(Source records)
<<<<

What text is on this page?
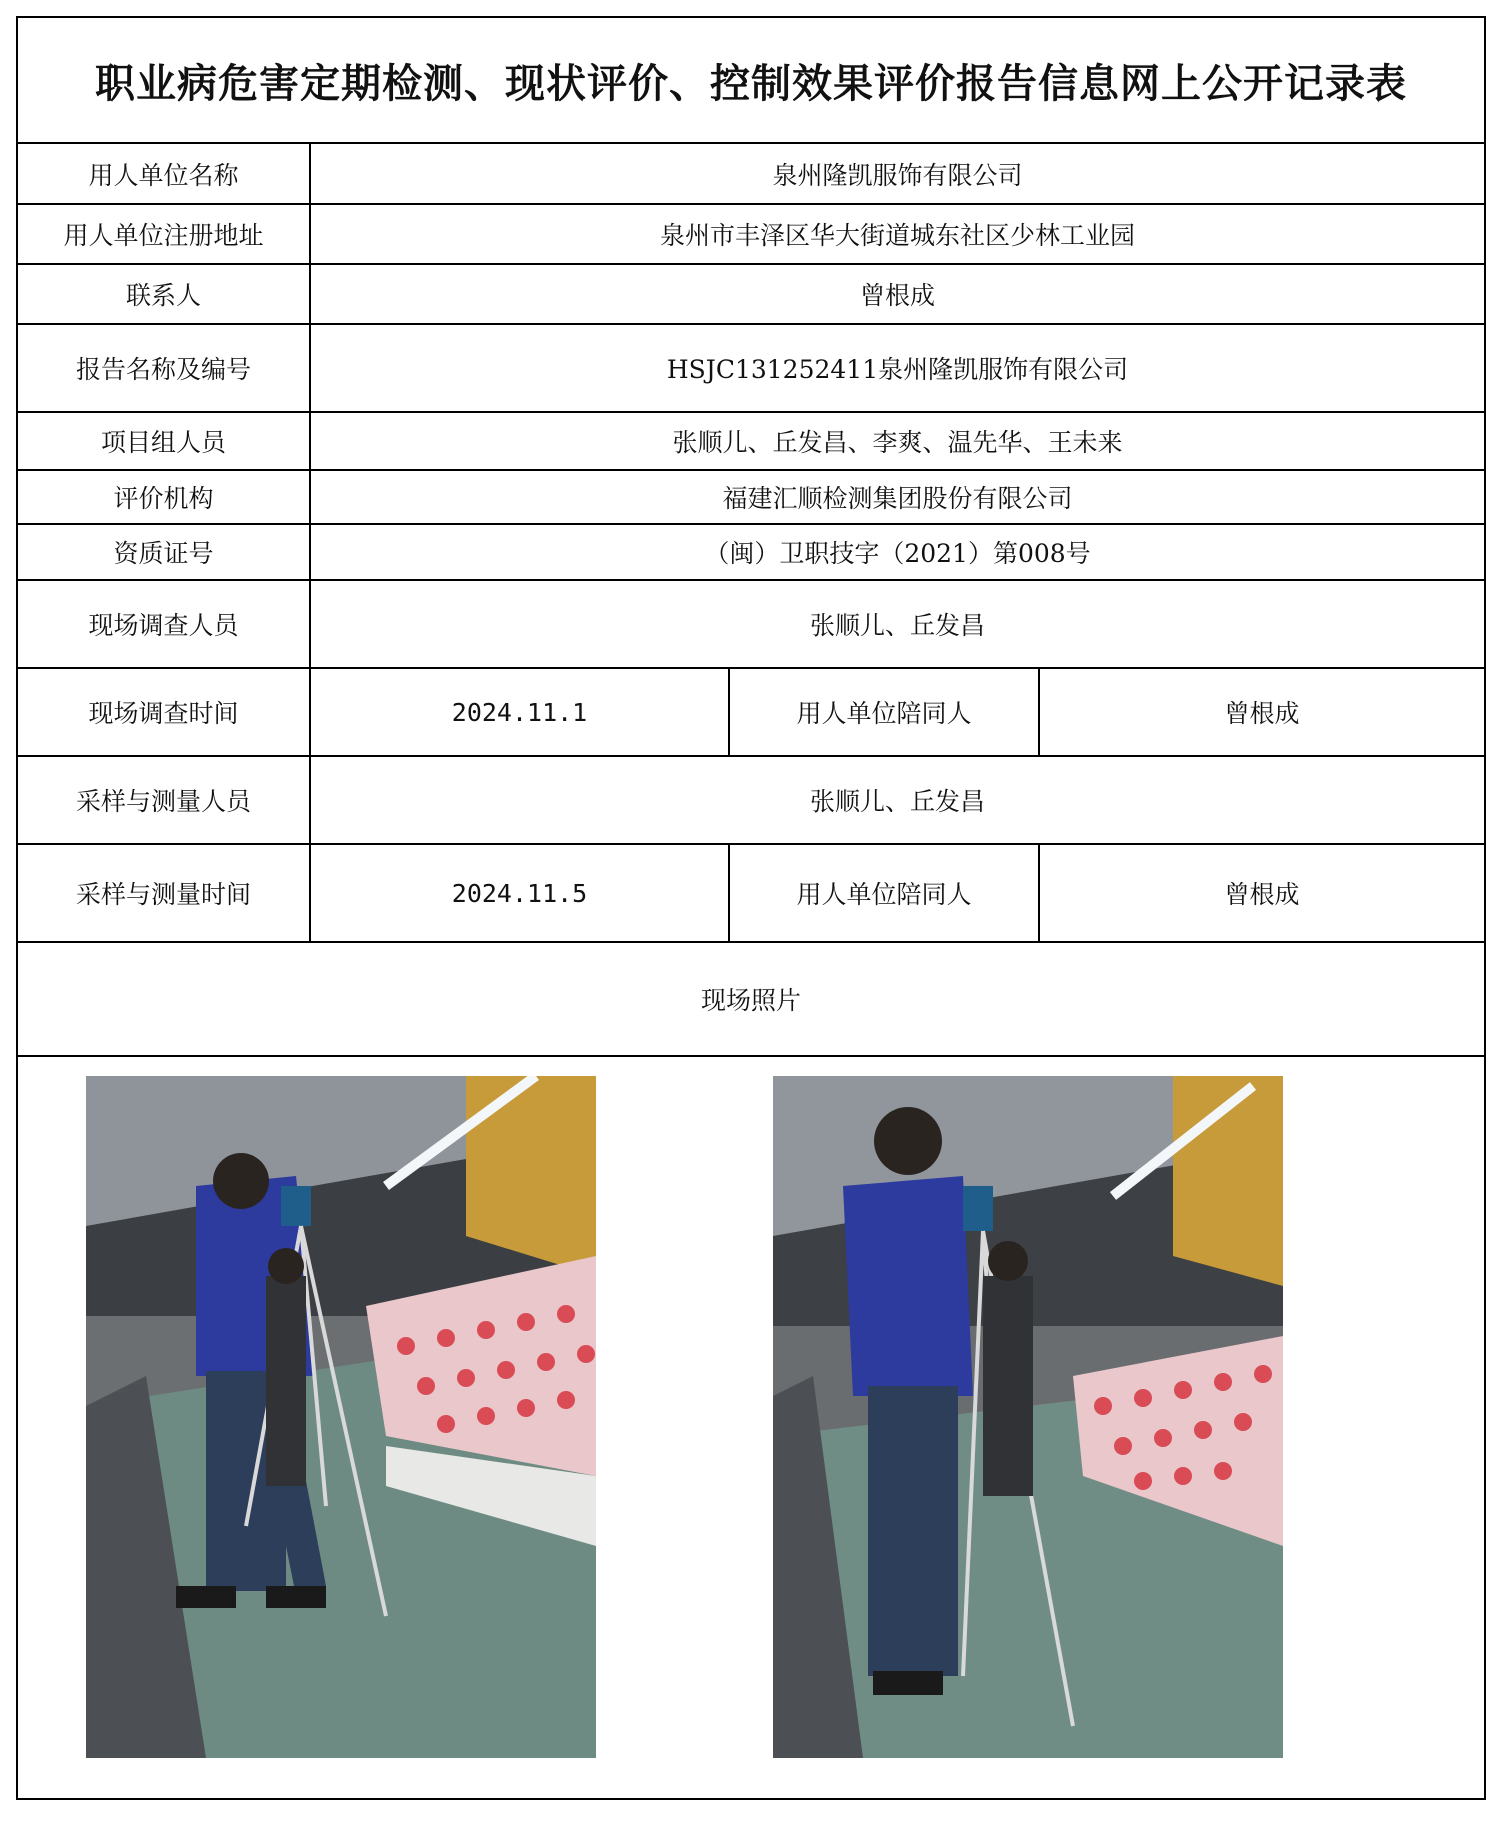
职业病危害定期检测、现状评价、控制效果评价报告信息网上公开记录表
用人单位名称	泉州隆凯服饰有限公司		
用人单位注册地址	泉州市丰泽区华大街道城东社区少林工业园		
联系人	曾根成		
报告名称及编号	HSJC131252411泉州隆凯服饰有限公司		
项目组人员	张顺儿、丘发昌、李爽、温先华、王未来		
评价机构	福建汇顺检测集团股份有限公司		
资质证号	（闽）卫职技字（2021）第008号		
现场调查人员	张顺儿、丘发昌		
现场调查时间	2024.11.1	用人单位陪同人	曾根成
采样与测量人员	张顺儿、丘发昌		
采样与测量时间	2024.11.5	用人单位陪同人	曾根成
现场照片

>>>>
<<<<

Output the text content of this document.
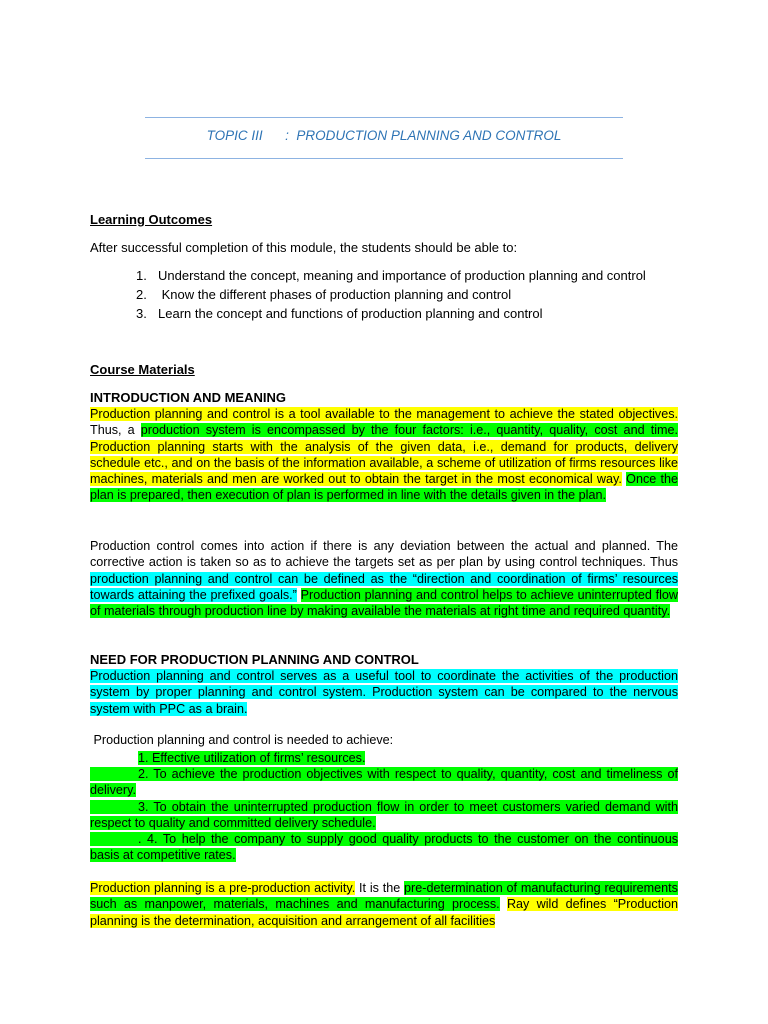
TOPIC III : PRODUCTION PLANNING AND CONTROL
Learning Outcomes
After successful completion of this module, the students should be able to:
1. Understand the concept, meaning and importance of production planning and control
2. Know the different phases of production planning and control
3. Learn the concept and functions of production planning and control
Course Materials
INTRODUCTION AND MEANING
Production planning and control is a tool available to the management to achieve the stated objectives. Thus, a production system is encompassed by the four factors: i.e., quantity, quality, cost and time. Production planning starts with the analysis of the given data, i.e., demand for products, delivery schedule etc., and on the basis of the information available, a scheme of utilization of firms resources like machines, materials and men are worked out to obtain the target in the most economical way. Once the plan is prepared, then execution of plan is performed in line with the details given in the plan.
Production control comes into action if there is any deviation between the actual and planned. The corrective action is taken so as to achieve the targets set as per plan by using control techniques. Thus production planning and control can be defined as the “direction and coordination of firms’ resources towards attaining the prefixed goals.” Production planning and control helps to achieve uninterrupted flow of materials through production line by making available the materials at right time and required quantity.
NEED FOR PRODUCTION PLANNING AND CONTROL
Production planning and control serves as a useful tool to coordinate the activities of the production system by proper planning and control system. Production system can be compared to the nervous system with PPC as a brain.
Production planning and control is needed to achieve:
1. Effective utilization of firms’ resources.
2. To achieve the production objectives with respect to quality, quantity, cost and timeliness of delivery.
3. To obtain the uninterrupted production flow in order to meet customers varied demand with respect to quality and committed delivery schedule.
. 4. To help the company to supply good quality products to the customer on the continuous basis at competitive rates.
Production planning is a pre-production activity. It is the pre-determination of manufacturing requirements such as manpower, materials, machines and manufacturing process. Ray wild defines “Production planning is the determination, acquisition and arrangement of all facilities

>>>>

◆ Stated goal ◆
A line counts if it holds the word "products". Work out how many lines in the listing count, and give only that number.

◆ Full output ◆
2